Short task: Scan each line of the records for the word "this" and extract the ones that have it.

Figure data in JSON:
◇ ◇ ◇ ◇
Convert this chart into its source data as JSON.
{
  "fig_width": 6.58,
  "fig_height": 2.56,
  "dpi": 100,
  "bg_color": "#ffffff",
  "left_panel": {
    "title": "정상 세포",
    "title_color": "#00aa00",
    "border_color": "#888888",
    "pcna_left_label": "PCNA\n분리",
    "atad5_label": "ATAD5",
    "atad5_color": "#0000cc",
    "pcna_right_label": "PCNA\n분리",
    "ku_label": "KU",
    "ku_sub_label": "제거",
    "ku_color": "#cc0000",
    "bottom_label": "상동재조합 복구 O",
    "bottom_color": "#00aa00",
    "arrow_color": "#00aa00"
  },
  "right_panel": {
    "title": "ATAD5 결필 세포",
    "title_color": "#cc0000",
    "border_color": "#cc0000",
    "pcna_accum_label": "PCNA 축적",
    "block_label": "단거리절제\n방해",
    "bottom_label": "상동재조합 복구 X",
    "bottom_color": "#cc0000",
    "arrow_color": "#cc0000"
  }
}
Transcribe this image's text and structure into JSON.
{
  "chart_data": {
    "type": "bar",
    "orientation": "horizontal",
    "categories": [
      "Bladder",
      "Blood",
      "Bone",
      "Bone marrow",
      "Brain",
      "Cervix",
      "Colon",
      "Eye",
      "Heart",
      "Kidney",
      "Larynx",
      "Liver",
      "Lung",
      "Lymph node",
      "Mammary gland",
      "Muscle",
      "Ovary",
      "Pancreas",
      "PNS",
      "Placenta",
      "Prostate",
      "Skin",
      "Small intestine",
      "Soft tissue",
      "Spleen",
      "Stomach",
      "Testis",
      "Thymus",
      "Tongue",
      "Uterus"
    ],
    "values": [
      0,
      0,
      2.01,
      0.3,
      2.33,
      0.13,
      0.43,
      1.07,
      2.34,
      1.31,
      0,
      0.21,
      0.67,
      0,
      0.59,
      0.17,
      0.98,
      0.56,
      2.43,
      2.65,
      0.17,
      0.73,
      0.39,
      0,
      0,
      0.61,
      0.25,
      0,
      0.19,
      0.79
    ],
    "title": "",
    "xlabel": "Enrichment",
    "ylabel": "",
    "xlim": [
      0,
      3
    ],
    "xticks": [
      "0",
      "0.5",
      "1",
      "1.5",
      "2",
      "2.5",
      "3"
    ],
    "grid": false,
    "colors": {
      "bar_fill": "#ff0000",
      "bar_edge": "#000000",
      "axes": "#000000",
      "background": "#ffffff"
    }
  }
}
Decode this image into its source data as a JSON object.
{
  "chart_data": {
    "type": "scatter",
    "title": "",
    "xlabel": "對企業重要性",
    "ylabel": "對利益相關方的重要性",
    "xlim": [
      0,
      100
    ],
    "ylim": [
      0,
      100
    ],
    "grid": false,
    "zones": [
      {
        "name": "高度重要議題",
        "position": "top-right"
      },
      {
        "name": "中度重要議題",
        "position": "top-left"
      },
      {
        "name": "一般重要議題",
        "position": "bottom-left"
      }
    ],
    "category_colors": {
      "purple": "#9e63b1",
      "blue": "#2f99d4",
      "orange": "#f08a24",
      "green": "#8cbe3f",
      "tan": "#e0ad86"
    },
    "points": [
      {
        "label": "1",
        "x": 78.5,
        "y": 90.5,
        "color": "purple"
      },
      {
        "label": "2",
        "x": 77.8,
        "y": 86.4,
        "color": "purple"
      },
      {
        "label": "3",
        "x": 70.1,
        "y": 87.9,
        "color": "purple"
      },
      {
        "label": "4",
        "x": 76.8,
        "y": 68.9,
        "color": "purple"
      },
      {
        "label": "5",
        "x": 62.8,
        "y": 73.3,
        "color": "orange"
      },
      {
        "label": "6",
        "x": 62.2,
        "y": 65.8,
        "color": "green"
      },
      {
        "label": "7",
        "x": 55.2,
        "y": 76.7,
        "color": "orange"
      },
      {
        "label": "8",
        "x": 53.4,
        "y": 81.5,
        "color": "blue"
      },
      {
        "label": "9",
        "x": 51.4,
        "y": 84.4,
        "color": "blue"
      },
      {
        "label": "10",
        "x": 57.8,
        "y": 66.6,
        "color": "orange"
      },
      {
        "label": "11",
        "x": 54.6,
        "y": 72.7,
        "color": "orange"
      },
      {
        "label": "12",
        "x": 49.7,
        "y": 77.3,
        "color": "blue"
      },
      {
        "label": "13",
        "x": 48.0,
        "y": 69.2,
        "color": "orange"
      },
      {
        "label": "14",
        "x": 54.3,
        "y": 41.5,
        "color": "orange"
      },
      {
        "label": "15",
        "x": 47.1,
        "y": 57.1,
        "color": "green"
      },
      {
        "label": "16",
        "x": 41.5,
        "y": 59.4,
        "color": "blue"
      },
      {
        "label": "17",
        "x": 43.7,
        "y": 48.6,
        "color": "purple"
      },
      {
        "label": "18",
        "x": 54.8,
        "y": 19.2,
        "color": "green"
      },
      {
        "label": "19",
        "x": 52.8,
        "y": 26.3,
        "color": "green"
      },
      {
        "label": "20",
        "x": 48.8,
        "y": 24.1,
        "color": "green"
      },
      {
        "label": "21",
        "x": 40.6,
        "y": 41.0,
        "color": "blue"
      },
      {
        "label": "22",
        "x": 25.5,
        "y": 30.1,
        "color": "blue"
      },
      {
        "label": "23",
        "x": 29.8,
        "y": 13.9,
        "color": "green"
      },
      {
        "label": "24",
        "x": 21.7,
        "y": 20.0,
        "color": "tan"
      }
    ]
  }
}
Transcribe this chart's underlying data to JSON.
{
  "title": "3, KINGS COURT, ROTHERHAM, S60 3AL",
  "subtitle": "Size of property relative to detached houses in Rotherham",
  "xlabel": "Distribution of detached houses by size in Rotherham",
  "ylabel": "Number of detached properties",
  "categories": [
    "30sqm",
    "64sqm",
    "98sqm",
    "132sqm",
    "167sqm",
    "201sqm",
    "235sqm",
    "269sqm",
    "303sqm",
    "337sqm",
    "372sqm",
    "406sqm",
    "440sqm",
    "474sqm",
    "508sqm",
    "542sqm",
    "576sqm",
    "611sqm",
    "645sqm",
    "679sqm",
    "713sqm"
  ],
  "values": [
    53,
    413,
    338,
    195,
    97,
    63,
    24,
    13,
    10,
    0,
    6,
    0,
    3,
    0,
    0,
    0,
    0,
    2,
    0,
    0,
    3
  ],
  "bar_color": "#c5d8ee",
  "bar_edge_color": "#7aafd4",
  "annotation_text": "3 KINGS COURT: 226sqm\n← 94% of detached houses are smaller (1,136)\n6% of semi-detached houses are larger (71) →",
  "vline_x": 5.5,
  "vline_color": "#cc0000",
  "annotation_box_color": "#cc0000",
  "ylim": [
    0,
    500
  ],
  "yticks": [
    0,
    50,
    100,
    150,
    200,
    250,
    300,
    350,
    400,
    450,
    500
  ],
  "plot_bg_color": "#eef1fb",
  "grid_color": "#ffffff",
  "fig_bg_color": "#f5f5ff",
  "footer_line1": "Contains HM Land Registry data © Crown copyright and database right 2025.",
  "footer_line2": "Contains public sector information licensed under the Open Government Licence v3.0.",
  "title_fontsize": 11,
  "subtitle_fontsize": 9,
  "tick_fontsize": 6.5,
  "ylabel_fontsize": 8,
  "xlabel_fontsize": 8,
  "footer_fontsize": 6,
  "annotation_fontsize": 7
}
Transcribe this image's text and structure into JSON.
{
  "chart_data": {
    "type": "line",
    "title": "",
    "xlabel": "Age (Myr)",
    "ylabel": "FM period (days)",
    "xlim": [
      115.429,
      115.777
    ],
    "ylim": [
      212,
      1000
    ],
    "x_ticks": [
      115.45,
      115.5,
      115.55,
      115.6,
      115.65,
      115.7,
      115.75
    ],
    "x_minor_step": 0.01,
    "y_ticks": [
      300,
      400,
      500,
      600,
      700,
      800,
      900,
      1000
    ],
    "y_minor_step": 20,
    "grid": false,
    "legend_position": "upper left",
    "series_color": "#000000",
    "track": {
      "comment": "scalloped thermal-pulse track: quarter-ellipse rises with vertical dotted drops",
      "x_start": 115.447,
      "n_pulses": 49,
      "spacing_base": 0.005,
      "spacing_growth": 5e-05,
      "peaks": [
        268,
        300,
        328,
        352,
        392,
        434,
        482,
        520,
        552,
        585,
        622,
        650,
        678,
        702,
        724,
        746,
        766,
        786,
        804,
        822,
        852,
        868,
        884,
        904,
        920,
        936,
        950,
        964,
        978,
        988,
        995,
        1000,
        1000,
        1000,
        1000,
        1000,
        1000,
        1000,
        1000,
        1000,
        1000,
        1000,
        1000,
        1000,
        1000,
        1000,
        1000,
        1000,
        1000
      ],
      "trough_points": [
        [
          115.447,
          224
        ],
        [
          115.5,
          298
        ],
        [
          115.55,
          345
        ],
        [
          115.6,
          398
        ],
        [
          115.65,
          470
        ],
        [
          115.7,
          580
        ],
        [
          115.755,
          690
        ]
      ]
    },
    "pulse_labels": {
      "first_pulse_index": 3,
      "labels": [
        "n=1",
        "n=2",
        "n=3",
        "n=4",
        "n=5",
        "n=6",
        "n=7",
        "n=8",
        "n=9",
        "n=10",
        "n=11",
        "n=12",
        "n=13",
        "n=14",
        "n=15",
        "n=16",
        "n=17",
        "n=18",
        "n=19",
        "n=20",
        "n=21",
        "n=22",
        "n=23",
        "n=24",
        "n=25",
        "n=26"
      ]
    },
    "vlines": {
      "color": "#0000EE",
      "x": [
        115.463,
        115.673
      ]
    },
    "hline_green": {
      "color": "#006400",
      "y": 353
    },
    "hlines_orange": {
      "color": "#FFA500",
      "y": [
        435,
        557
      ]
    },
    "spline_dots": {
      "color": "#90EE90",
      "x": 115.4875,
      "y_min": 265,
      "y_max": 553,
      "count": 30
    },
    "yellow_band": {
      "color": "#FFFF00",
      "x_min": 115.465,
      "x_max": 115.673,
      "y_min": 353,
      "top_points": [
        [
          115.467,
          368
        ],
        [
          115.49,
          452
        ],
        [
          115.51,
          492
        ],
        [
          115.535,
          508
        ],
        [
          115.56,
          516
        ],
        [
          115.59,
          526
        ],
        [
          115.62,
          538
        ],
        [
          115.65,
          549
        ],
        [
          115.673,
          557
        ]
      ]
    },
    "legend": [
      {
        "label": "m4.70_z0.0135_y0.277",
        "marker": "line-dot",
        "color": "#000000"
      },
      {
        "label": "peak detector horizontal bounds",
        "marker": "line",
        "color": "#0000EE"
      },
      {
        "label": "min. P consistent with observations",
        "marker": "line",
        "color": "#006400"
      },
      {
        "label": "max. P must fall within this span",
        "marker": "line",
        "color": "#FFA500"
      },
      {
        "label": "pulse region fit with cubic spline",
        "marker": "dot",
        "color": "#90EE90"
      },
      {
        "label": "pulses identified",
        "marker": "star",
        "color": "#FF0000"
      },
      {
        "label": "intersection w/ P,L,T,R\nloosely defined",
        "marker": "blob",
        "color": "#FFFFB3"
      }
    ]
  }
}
◇ ◇ ◇ ◇
The answer:
Convert this chart into its source data as JSON.
Transcribe this image's text and structure into JSON.
Decode this image into its source data as a JSON object.
Transcribe this chart's underlying data to JSON.
Transcribe this image's text and structure into JSON.
        "label": "max. P must fall within this span",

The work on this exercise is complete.